** Start of Given data **
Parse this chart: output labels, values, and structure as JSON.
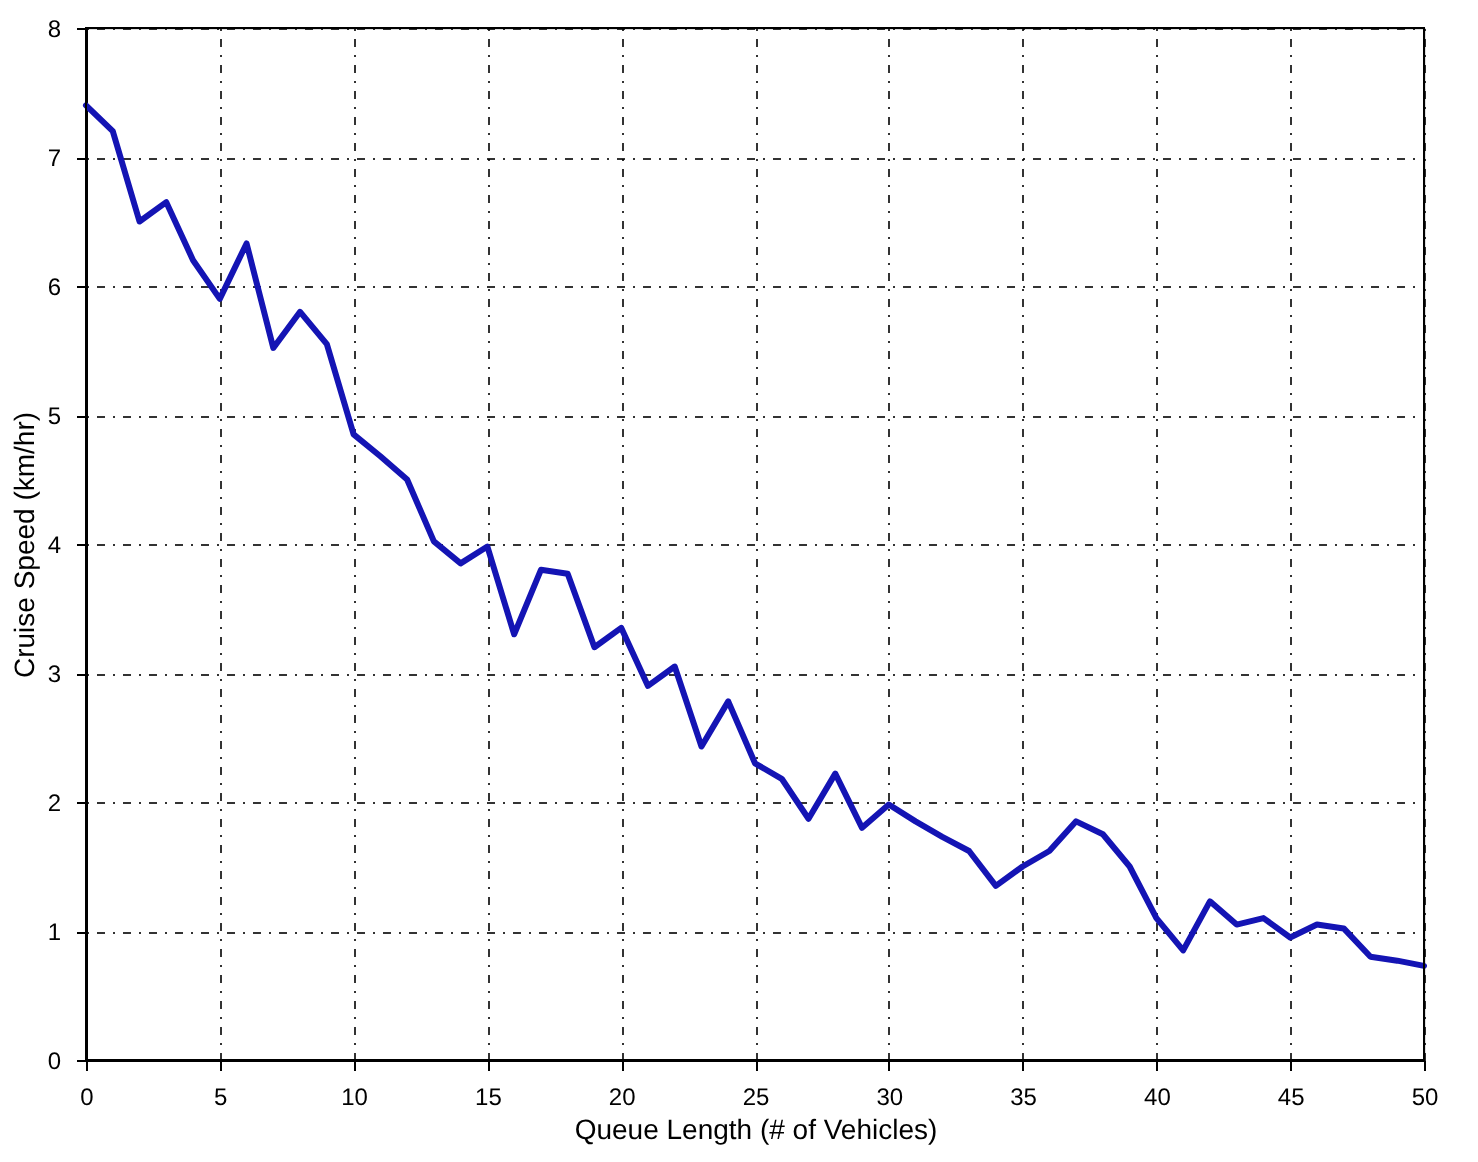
{
  "chart_data": {
    "type": "line",
    "xlabel": "Queue Length (# of Vehicles)",
    "ylabel": "Cruise Speed (km/hr)",
    "x": [
      0,
      1,
      2,
      3,
      4,
      5,
      6,
      7,
      8,
      9,
      10,
      11,
      12,
      13,
      14,
      15,
      16,
      17,
      18,
      19,
      20,
      21,
      22,
      23,
      24,
      25,
      26,
      27,
      28,
      29,
      30,
      31,
      32,
      33,
      34,
      35,
      36,
      37,
      38,
      39,
      40,
      41,
      42,
      43,
      44,
      45,
      46,
      47,
      48,
      49,
      50
    ],
    "series": [
      {
        "color": "#1414b4",
        "values": [
          7.4,
          7.2,
          6.5,
          6.65,
          6.2,
          5.9,
          6.33,
          5.52,
          5.8,
          5.55,
          4.85,
          4.68,
          4.5,
          4.02,
          3.85,
          3.98,
          3.3,
          3.8,
          3.77,
          3.2,
          3.35,
          2.9,
          3.05,
          2.43,
          2.78,
          2.3,
          2.18,
          1.87,
          2.22,
          1.8,
          1.98,
          1.85,
          1.73,
          1.62,
          1.35,
          1.5,
          1.62,
          1.85,
          1.75,
          1.5,
          1.1,
          0.85,
          1.23,
          1.05,
          1.1,
          0.95,
          1.05,
          1.02,
          0.8,
          0.77,
          0.73
        ]
      }
    ],
    "xlim": [
      0,
      50
    ],
    "ylim": [
      0,
      8
    ],
    "xticks": [
      0,
      5,
      10,
      15,
      20,
      25,
      30,
      35,
      40,
      45,
      50
    ],
    "yticks": [
      0,
      1,
      2,
      3,
      4,
      5,
      6,
      7,
      8
    ],
    "grid": true,
    "line_style": "solid",
    "marker": "none"
  }
}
** End of Given data **
**Work to complete:**
Retype each entry precisely. Skip images entirely.

**Task response:**
Parse this chart: output labels, values, and structure as JSON.
{
  "chart_data": {
    "type": "line",
    "xlabel": "Queue Length (# of Vehicles)",
    "ylabel": "Cruise Speed (km/hr)",
    "x": [
      0,
      1,
      2,
      3,
      4,
      5,
      6,
      7,
      8,
      9,
      10,
      11,
      12,
      13,
      14,
      15,
      16,
      17,
      18,
      19,
      20,
      21,
      22,
      23,
      24,
      25,
      26,
      27,
      28,
      29,
      30,
      31,
      32,
      33,
      34,
      35,
      36,
      37,
      38,
      39,
      40,
      41,
      42,
      43,
      44,
      45,
      46,
      47,
      48,
      49,
      50
    ],
    "series": [
      {
        "color": "#1414b4",
        "values": [
          7.4,
          7.2,
          6.5,
          6.65,
          6.2,
          5.9,
          6.33,
          5.52,
          5.8,
          5.55,
          4.85,
          4.68,
          4.5,
          4.02,
          3.85,
          3.98,
          3.3,
          3.8,
          3.77,
          3.2,
          3.35,
          2.9,
          3.05,
          2.43,
          2.78,
          2.3,
          2.18,
          1.87,
          2.22,
          1.8,
          1.98,
          1.85,
          1.73,
          1.62,
          1.35,
          1.5,
          1.62,
          1.85,
          1.75,
          1.5,
          1.1,
          0.85,
          1.23,
          1.05,
          1.1,
          0.95,
          1.05,
          1.02,
          0.8,
          0.77,
          0.73
        ]
      }
    ],
    "xlim": [
      0,
      50
    ],
    "ylim": [
      0,
      8
    ],
    "xticks": [
      0,
      5,
      10,
      15,
      20,
      25,
      30,
      35,
      40,
      45,
      50
    ],
    "yticks": [
      0,
      1,
      2,
      3,
      4,
      5,
      6,
      7,
      8
    ],
    "grid": true,
    "line_style": "solid",
    "marker": "none"
  }
}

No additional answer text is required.